- Your instructions
Set each record down exactly, excluding all images.

- Extracted information
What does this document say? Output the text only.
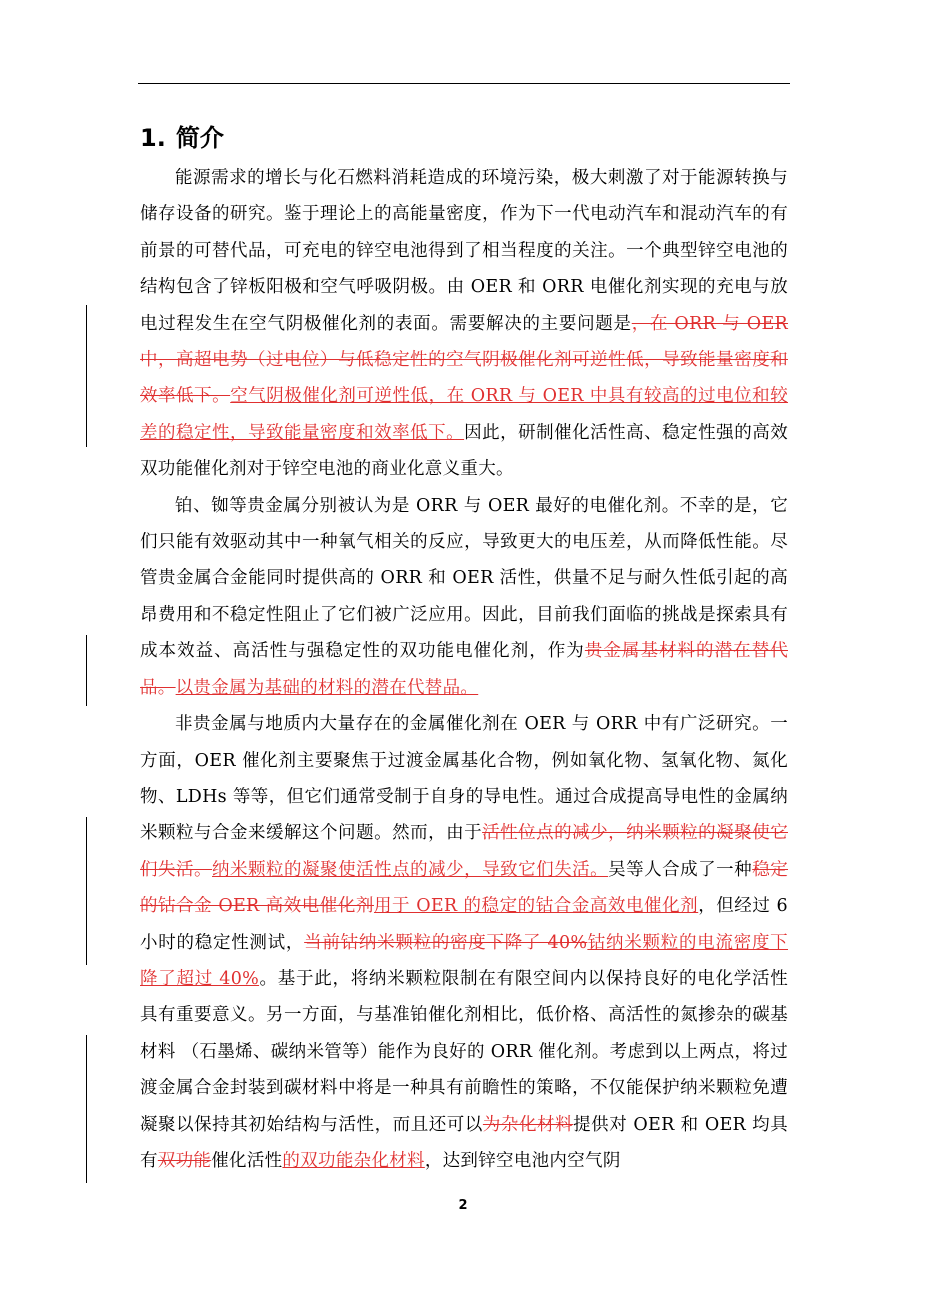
1. 简介

能源需求的增长与化石燃料消耗造成的环境污染，极大刺激了对于能源转换与储存设备的研究。鉴于理论上的高能量密度，作为下一代电动汽车和混动汽车的有前景的可替代品，可充电的锌空电池得到了相当程度的关注。一个典型锌空电池的结构包含了锌板阳极和空气呼吸阴极。由 OER 和 ORR 电催化剂实现的充电与放电过程发生在空气阴极催化剂的表面。需要解决的主要问题是，在 ORR 与 OER 中，高超电势（过电位）与低稳定性的空气阴极催化剂可逆性低，导致能量密度和效率低下。空气阴极催化剂可逆性低，在 ORR 与 OER 中具有较高的过电位和较差的稳定性，导致能量密度和效率低下。因此，研制催化活性高、稳定性强的高效双功能催化剂对于锌空电池的商业化意义重大。

铂、铷等贵金属分别被认为是 ORR 与 OER 最好的电催化剂。不幸的是，它们只能有效驱动其中一种氧气相关的反应，导致更大的电压差，从而降低性能。尽管贵金属合金能同时提供高的 ORR 和 OER 活性，供量不足与耐久性低引起的高昂费用和不稳定性阻止了它们被广泛应用。因此，目前我们面临的挑战是探索具有成本效益、高活性与强稳定性的双功能电催化剂，作为贵金属基材料的潜在替代品。以贵金属为基础的材料的潜在代替品。

非贵金属与地质内大量存在的金属催化剂在 OER 与 ORR 中有广泛研究。一方面，OER 催化剂主要聚焦于过渡金属基化合物，例如氧化物、氢氧化物、氮化物、LDHs 等等，但它们通常受制于自身的导电性。通过合成提高导电性的金属纳米颗粒与合金来缓解这个问题。然而，由于活性位点的减少，纳米颗粒的凝聚使它们失活。纳米颗粒的凝聚使活性点的减少，导致它们失活。吴等人合成了一种稳定的钴合金 OER 高效电催化剂用于 OER 的稳定的钴合金高效电催化剂，但经过 6 小时的稳定性测试，当前钴纳米颗粒的密度下降了 40%钴纳米颗粒的电流密度下降了超过 40%。基于此，将纳米颗粒限制在有限空间内以保持良好的电化学活性具有重要意义。另一方面，与基准铂催化剂相比，低价格、高活性的氮掺杂的碳基材料 （石墨烯、碳纳米管等）能作为良好的 ORR 催化剂。考虑到以上两点，将过渡金属合金封装到碳材料中将是一种具有前瞻性的策略，不仅能保护纳米颗粒免遭凝聚以保持其初始结构与活性，而且还可以为杂化材料提供对 OER 和 OER 均具有双功能催化活性的双功能杂化材料，达到锌空电池内空气阴

2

- Task solution
What does this document say? Output the text only.
1. 简介

能源需求的增长与化石燃料消耗造成的环境污染，极大刺激了对于能源转换与储存设备的研究。鉴于理论上的高能量密度，作为下一代电动汽车和混动汽车的有前景的可替代品，可充电的锌空电池得到了相当程度的关注。一个典型锌空电池的结构包含了锌板阳极和空气呼吸阴极。由 OER 和 ORR 电催化剂实现的充电与放电过程发生在空气阴极催化剂的表面。需要解决的主要问题是，在 ORR 与 OER 中，高超电势（过电位）与低稳定性的空气阴极催化剂可逆性低，导致能量密度和效率低下。空气阴极催化剂可逆性低，在 ORR 与 OER 中具有较高的过电位和较差的稳定性，导致能量密度和效率低下。因此，研制催化活性高、稳定性强的高效双功能催化剂对于锌空电池的商业化意义重大。

铂、铷等贵金属分别被认为是 ORR 与 OER 最好的电催化剂。不幸的是，它们只能有效驱动其中一种氧气相关的反应，导致更大的电压差，从而降低性能。尽管贵金属合金能同时提供高的 ORR 和 OER 活性，供量不足与耐久性低引起的高昂费用和不稳定性阻止了它们被广泛应用。因此，目前我们面临的挑战是探索具有成本效益、高活性与强稳定性的双功能电催化剂，作为贵金属基材料的潜在替代品。以贵金属为基础的材料的潜在代替品。

非贵金属与地质内大量存在的金属催化剂在 OER 与 ORR 中有广泛研究。一方面，OER 催化剂主要聚焦于过渡金属基化合物，例如氧化物、氢氧化物、氮化物、LDHs 等等，但它们通常受制于自身的导电性。通过合成提高导电性的金属纳米颗粒与合金来缓解这个问题。然而，由于活性位点的减少，纳米颗粒的凝聚使它们失活。纳米颗粒的凝聚使活性点的减少，导致它们失活。吴等人合成了一种稳定的钴合金 OER 高效电催化剂用于 OER 的稳定的钴合金高效电催化剂，但经过 6 小时的稳定性测试，当前钴纳米颗粒的密度下降了 40%钴纳米颗粒的电流密度下降了超过 40%。基于此，将纳米颗粒限制在有限空间内以保持良好的电化学活性具有重要意义。另一方面，与基准铂催化剂相比，低价格、高活性的氮掺杂的碳基材料 （石墨烯、碳纳米管等）能作为良好的 ORR 催化剂。考虑到以上两点，将过渡金属合金封装到碳材料中将是一种具有前瞻性的策略，不仅能保护纳米颗粒免遭凝聚以保持其初始结构与活性，而且还可以为杂化材料提供对 OER 和 OER 均具有双功能催化活性的双功能杂化材料，达到锌空电池内空气阴

2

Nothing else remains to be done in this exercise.